Spatial annotation entries:

######

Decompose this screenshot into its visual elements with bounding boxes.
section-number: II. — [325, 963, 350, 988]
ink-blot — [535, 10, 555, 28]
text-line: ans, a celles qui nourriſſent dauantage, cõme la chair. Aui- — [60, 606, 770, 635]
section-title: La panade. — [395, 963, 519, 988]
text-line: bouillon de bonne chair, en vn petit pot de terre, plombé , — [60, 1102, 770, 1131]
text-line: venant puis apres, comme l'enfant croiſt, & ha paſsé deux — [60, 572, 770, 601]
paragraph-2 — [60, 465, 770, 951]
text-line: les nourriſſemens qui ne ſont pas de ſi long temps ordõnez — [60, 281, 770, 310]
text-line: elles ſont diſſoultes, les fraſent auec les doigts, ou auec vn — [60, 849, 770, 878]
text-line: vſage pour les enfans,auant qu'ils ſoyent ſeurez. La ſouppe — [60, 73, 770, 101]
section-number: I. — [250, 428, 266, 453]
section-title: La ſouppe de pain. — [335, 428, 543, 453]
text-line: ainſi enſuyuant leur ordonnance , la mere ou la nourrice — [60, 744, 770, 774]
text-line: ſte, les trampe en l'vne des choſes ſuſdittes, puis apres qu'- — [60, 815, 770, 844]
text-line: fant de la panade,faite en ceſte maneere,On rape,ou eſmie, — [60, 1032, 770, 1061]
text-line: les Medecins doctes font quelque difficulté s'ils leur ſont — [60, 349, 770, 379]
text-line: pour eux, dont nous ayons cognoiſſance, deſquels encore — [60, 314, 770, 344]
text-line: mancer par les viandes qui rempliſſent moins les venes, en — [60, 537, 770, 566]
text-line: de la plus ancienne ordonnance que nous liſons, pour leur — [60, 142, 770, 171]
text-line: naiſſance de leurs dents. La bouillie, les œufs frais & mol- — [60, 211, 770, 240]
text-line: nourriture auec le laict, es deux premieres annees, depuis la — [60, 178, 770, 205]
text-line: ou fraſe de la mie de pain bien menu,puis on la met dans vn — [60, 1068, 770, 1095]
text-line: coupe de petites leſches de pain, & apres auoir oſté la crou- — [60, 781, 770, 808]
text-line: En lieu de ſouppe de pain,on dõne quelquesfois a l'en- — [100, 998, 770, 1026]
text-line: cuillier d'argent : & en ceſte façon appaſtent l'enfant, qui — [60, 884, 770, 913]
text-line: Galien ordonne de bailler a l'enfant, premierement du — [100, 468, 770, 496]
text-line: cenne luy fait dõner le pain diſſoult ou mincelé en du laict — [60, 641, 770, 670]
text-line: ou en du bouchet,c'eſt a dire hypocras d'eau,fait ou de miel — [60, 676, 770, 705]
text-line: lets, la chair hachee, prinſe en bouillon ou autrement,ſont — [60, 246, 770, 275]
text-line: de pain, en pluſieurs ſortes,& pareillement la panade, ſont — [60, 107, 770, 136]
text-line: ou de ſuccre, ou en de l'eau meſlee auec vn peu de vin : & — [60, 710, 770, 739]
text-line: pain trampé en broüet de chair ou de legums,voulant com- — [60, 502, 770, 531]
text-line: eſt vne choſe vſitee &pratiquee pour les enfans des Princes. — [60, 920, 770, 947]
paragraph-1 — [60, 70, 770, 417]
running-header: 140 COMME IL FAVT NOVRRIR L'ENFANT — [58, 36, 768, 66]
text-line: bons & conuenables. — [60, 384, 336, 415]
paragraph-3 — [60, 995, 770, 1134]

######

### Exercise task
Copy every line of the material above without changing anything.

### Exercise response
Decompose this screenshot into its visual elements with bounding boxes.
section-number: II. — [325, 963, 350, 988]
ink-blot — [535, 10, 555, 28]
text-line: ans, a celles qui nourriſſent dauantage, cõme la chair. Aui- — [60, 606, 770, 635]
section-title: La panade. — [395, 963, 519, 988]
text-line: bouillon de bonne chair, en vn petit pot de terre, plombé , — [60, 1102, 770, 1131]
text-line: venant puis apres, comme l'enfant croiſt, & ha paſsé deux — [60, 572, 770, 601]
paragraph-2 — [60, 465, 770, 951]
text-line: les nourriſſemens qui ne ſont pas de ſi long temps ordõnez — [60, 281, 770, 310]
text-line: elles ſont diſſoultes, les fraſent auec les doigts, ou auec vn — [60, 849, 770, 878]
text-line: vſage pour les enfans,auant qu'ils ſoyent ſeurez. La ſouppe — [60, 73, 770, 101]
section-number: I. — [250, 428, 266, 453]
section-title: La ſouppe de pain. — [335, 428, 543, 453]
text-line: ainſi enſuyuant leur ordonnance , la mere ou la nourrice — [60, 744, 770, 774]
text-line: ſte, les trampe en l'vne des choſes ſuſdittes, puis apres qu'- — [60, 815, 770, 844]
text-line: fant de la panade,faite en ceſte maneere,On rape,ou eſmie, — [60, 1032, 770, 1061]
text-line: les Medecins doctes font quelque difficulté s'ils leur ſont — [60, 349, 770, 379]
text-line: pour eux, dont nous ayons cognoiſſance, deſquels encore — [60, 314, 770, 344]
text-line: mancer par les viandes qui rempliſſent moins les venes, en — [60, 537, 770, 566]
text-line: de la plus ancienne ordonnance que nous liſons, pour leur — [60, 142, 770, 171]
text-line: naiſſance de leurs dents. La bouillie, les œufs frais & mol- — [60, 211, 770, 240]
text-line: nourriture auec le laict, es deux premieres annees, depuis la — [60, 178, 770, 205]
text-line: ou fraſe de la mie de pain bien menu,puis on la met dans vn — [60, 1068, 770, 1095]
text-line: coupe de petites leſches de pain, & apres auoir oſté la crou- — [60, 781, 770, 808]
text-line: En lieu de ſouppe de pain,on dõne quelquesfois a l'en- — [100, 998, 770, 1026]
text-line: cuillier d'argent : & en ceſte façon appaſtent l'enfant, qui — [60, 884, 770, 913]
text-line: Galien ordonne de bailler a l'enfant, premierement du — [100, 468, 770, 496]
text-line: cenne luy fait dõner le pain diſſoult ou mincelé en du laict — [60, 641, 770, 670]
text-line: ou en du bouchet,c'eſt a dire hypocras d'eau,fait ou de miel — [60, 676, 770, 705]
text-line: lets, la chair hachee, prinſe en bouillon ou autrement,ſont — [60, 246, 770, 275]
text-line: de pain, en pluſieurs ſortes,& pareillement la panade, ſont — [60, 107, 770, 136]
text-line: ou de ſuccre, ou en de l'eau meſlee auec vn peu de vin : & — [60, 710, 770, 739]
text-line: pain trampé en broüet de chair ou de legums,voulant com- — [60, 502, 770, 531]
text-line: eſt vne choſe vſitee &pratiquee pour les enfans des Princes. — [60, 920, 770, 947]
paragraph-1 — [60, 70, 770, 417]
running-header: 140 COMME IL FAVT NOVRRIR L'ENFANT — [58, 36, 768, 66]
text-line: bons & conuenables. — [60, 384, 336, 415]
paragraph-3 — [60, 995, 770, 1134]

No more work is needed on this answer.